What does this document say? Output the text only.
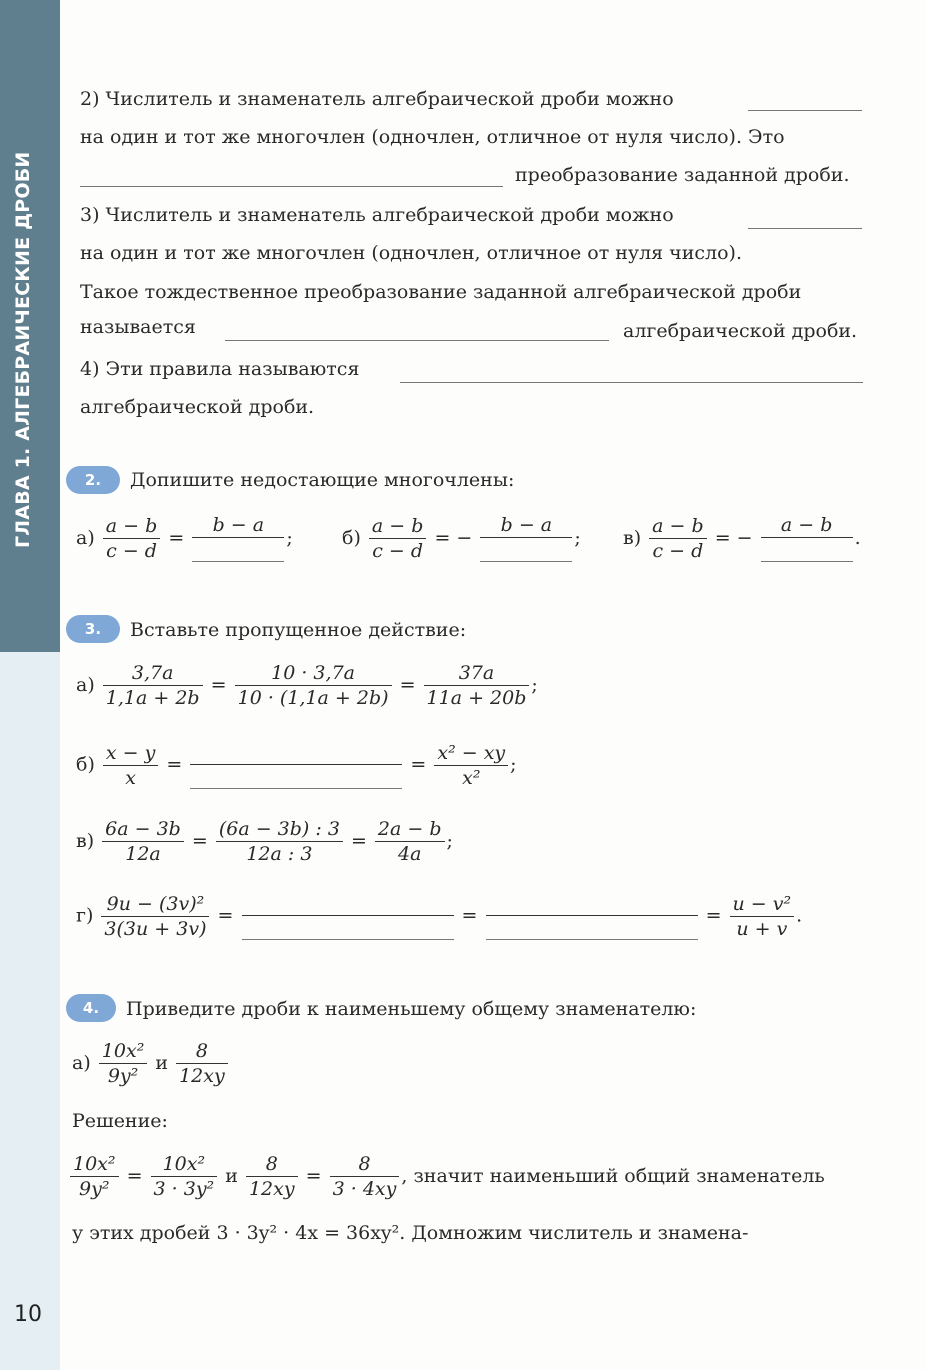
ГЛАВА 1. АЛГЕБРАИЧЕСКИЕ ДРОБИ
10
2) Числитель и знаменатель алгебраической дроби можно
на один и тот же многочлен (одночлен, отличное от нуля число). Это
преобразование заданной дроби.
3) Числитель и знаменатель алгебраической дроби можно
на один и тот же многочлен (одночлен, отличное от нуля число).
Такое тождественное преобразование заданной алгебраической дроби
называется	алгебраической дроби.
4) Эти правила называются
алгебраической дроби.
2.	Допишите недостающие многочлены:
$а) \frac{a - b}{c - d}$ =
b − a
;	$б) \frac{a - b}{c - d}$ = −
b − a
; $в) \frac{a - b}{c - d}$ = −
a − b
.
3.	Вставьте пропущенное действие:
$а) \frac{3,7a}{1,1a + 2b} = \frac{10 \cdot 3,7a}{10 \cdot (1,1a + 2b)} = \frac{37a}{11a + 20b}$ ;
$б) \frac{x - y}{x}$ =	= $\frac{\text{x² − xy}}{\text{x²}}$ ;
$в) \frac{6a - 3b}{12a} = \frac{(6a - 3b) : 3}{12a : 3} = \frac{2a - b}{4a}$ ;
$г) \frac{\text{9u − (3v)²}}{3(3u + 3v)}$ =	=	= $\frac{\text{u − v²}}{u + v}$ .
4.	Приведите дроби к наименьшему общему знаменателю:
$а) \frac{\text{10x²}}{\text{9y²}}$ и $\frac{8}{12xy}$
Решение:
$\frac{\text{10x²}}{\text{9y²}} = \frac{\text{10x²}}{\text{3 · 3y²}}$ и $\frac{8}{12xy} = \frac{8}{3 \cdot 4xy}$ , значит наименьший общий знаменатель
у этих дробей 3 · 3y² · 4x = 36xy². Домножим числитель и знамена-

● ● ●

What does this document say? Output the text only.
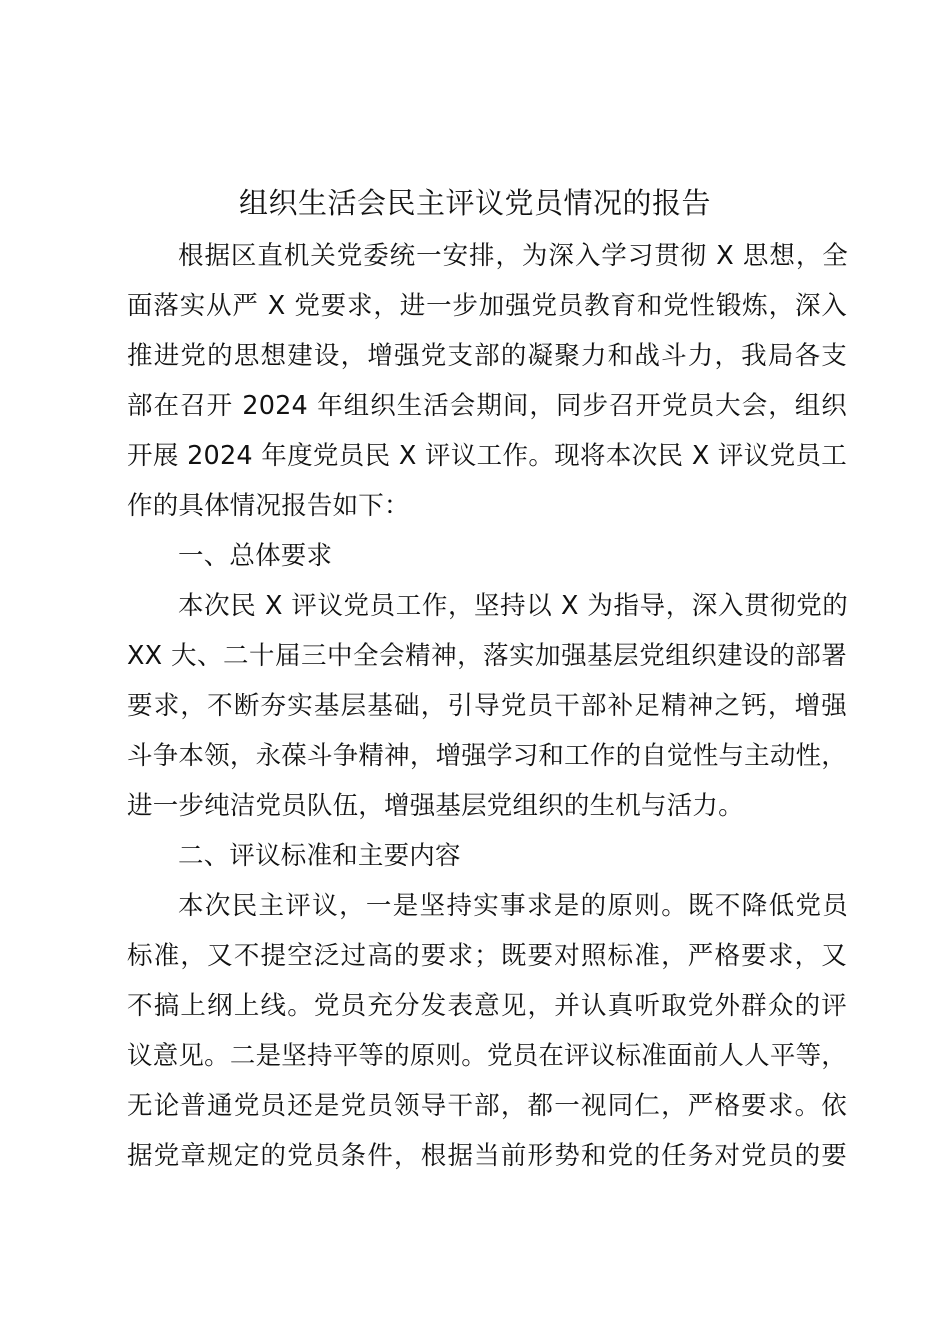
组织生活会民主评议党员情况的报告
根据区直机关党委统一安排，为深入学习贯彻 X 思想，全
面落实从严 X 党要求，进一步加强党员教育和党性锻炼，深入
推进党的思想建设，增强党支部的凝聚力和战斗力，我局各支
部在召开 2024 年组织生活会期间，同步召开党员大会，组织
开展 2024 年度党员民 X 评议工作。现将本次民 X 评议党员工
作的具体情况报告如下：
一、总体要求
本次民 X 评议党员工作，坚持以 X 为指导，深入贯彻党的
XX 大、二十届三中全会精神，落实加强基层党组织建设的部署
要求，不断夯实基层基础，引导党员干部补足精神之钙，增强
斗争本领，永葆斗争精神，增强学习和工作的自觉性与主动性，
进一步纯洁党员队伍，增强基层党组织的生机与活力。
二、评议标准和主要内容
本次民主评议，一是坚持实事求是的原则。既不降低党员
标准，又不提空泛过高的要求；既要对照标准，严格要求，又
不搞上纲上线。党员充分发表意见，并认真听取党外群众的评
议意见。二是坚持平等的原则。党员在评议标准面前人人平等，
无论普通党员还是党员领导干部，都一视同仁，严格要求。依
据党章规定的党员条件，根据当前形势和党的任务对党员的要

● ● ●

Where a line above includes "text", copy that line.

### COMPLETED TASK
What does this document say? Output the text only.
$б) \frac{x - y}{x}$ =	= $\frac{\text{x² − xy}}{\text{x²}}$ ;
$г) \frac{\text{9u − (3v)²}}{3(3u + 3v)}$ =	=	= $\frac{\text{u − v²}}{u + v}$ .
$а) \frac{\text{10x²}}{\text{9y²}}$ и $\frac{8}{12xy}$
$\frac{\text{10x²}}{\text{9y²}} = \frac{\text{10x²}}{\text{3 · 3y²}}$ и $\frac{8}{12xy} = \frac{8}{3 \cdot 4xy}$ , значит наименьший общий знаменатель
What does this document say? Output the text only.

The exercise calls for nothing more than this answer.